To be done: Copy out the listing in full, exactly as written, but not its pictures.

--- Data extract ---

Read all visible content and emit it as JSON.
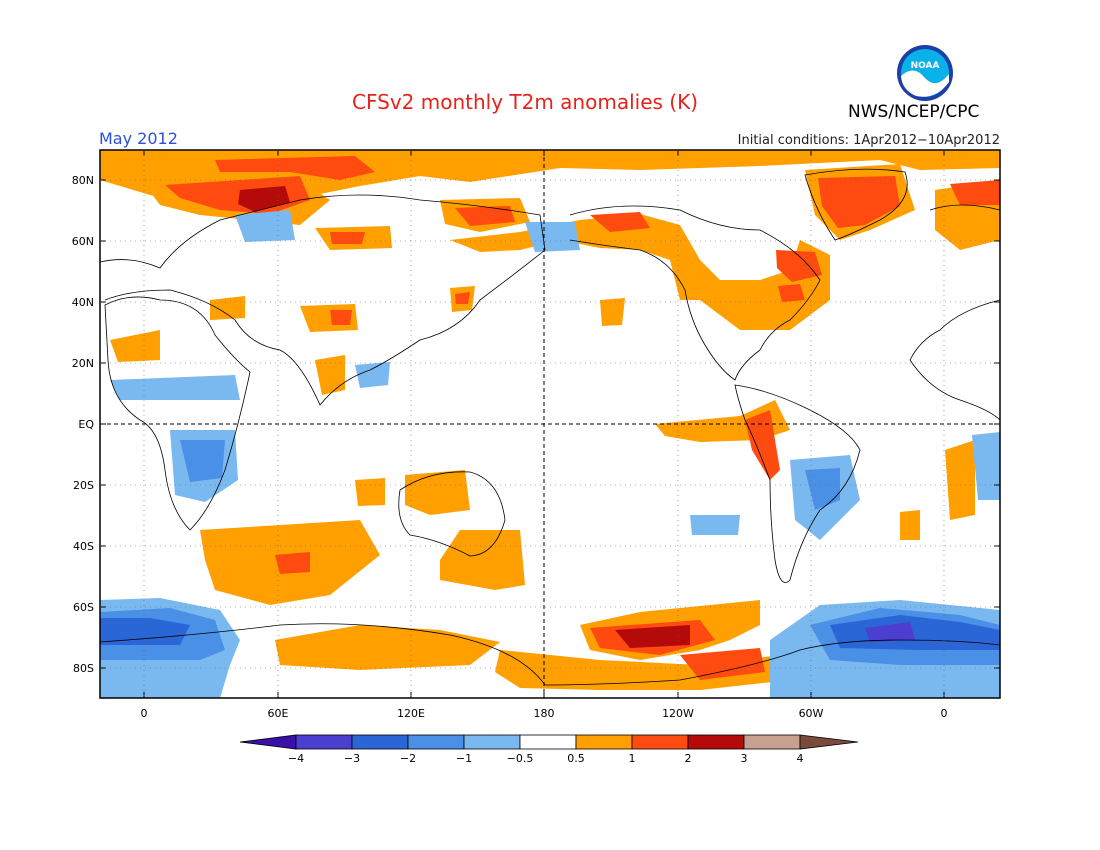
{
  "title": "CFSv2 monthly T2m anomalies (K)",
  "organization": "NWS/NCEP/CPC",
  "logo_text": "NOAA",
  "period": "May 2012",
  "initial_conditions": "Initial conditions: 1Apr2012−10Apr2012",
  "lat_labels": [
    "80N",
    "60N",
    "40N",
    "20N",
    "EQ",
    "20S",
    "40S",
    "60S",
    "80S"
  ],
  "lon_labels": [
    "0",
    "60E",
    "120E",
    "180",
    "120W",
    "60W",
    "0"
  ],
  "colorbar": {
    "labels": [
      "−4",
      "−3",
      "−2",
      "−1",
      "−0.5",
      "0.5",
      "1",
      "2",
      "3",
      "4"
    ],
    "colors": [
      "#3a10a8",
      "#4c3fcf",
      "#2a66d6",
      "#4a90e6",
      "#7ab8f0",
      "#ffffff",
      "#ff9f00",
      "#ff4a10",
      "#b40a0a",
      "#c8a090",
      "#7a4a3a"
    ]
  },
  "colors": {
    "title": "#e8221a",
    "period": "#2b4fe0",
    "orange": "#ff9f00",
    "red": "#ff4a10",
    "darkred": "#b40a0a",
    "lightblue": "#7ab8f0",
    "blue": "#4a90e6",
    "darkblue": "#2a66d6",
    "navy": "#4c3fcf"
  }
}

---

Output of the exercise:
Read all visible content and emit it as JSON.
{
  "title": "CFSv2 monthly T2m anomalies (K)",
  "organization": "NWS/NCEP/CPC",
  "logo_text": "NOAA",
  "period": "May 2012",
  "initial_conditions": "Initial conditions: 1Apr2012−10Apr2012",
  "lat_labels": [
    "80N",
    "60N",
    "40N",
    "20N",
    "EQ",
    "20S",
    "40S",
    "60S",
    "80S"
  ],
  "lon_labels": [
    "0",
    "60E",
    "120E",
    "180",
    "120W",
    "60W",
    "0"
  ],
  "colorbar": {
    "labels": [
      "−4",
      "−3",
      "−2",
      "−1",
      "−0.5",
      "0.5",
      "1",
      "2",
      "3",
      "4"
    ],
    "colors": [
      "#3a10a8",
      "#4c3fcf",
      "#2a66d6",
      "#4a90e6",
      "#7ab8f0",
      "#ffffff",
      "#ff9f00",
      "#ff4a10",
      "#b40a0a",
      "#c8a090",
      "#7a4a3a"
    ]
  },
  "colors": {
    "title": "#e8221a",
    "period": "#2b4fe0",
    "orange": "#ff9f00",
    "red": "#ff4a10",
    "darkred": "#b40a0a",
    "lightblue": "#7ab8f0",
    "blue": "#4a90e6",
    "darkblue": "#2a66d6",
    "navy": "#4c3fcf"
  }
}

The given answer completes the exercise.